Saved data entries
** Begin **

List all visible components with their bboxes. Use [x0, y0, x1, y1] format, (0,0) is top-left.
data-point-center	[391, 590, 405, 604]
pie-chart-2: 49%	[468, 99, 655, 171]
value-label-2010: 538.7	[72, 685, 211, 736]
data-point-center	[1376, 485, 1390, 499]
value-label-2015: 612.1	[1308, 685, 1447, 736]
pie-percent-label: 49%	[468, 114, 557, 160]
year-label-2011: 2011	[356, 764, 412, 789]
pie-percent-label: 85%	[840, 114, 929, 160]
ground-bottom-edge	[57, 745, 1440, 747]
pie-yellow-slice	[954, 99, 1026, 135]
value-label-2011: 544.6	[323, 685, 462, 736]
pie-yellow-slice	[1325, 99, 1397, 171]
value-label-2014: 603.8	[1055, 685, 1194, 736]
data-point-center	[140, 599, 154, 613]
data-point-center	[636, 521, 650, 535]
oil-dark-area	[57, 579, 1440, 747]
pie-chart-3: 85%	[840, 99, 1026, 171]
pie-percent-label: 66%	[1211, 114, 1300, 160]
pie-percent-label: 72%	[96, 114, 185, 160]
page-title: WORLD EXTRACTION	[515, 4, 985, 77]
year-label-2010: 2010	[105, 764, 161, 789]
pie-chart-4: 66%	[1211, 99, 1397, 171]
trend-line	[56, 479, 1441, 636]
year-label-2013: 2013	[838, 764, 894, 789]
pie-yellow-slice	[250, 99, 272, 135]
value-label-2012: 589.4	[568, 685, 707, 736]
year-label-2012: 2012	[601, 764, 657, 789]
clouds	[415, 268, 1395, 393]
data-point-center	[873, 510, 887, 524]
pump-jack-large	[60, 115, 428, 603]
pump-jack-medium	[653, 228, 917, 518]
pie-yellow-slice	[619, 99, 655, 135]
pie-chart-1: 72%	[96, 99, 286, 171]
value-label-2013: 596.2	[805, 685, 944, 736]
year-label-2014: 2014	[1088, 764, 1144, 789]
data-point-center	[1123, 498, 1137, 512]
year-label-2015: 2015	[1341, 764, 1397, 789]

** End **

Task to carry out:
Rewrite these lines, changing every "pie-yellow-slice" to "pie-orange-slice" and leaving everything else the same.

Solution below:
List all visible components with their bboxes. Use [x0, y0, x1, y1] format, (0,0) is top-left.
data-point-center	[391, 590, 405, 604]
pie-chart-2: 49%	[468, 99, 655, 171]
value-label-2010: 538.7	[72, 685, 211, 736]
data-point-center	[1376, 485, 1390, 499]
value-label-2015: 612.1	[1308, 685, 1447, 736]
pie-percent-label: 49%	[468, 114, 557, 160]
year-label-2011: 2011	[356, 764, 412, 789]
pie-percent-label: 85%	[840, 114, 929, 160]
ground-bottom-edge	[57, 745, 1440, 747]
pie-orange-slice	[954, 99, 1026, 135]
value-label-2011: 544.6	[323, 685, 462, 736]
pie-orange-slice	[1325, 99, 1397, 171]
value-label-2014: 603.8	[1055, 685, 1194, 736]
data-point-center	[140, 599, 154, 613]
data-point-center	[636, 521, 650, 535]
oil-dark-area	[57, 579, 1440, 747]
pie-chart-3: 85%	[840, 99, 1026, 171]
pie-percent-label: 66%	[1211, 114, 1300, 160]
pie-percent-label: 72%	[96, 114, 185, 160]
page-title: WORLD EXTRACTION	[515, 4, 985, 77]
year-label-2010: 2010	[105, 764, 161, 789]
pie-chart-4: 66%	[1211, 99, 1397, 171]
trend-line	[56, 479, 1441, 636]
year-label-2013: 2013	[838, 764, 894, 789]
pie-orange-slice	[250, 99, 272, 135]
value-label-2012: 589.4	[568, 685, 707, 736]
year-label-2012: 2012	[601, 764, 657, 789]
clouds	[415, 268, 1395, 393]
data-point-center	[873, 510, 887, 524]
pump-jack-large	[60, 115, 428, 603]
pump-jack-medium	[653, 228, 917, 518]
pie-orange-slice	[619, 99, 655, 135]
pie-chart-1: 72%	[96, 99, 286, 171]
value-label-2013: 596.2	[805, 685, 944, 736]
year-label-2014: 2014	[1088, 764, 1144, 789]
data-point-center	[1123, 498, 1137, 512]
year-label-2015: 2015	[1341, 764, 1397, 789]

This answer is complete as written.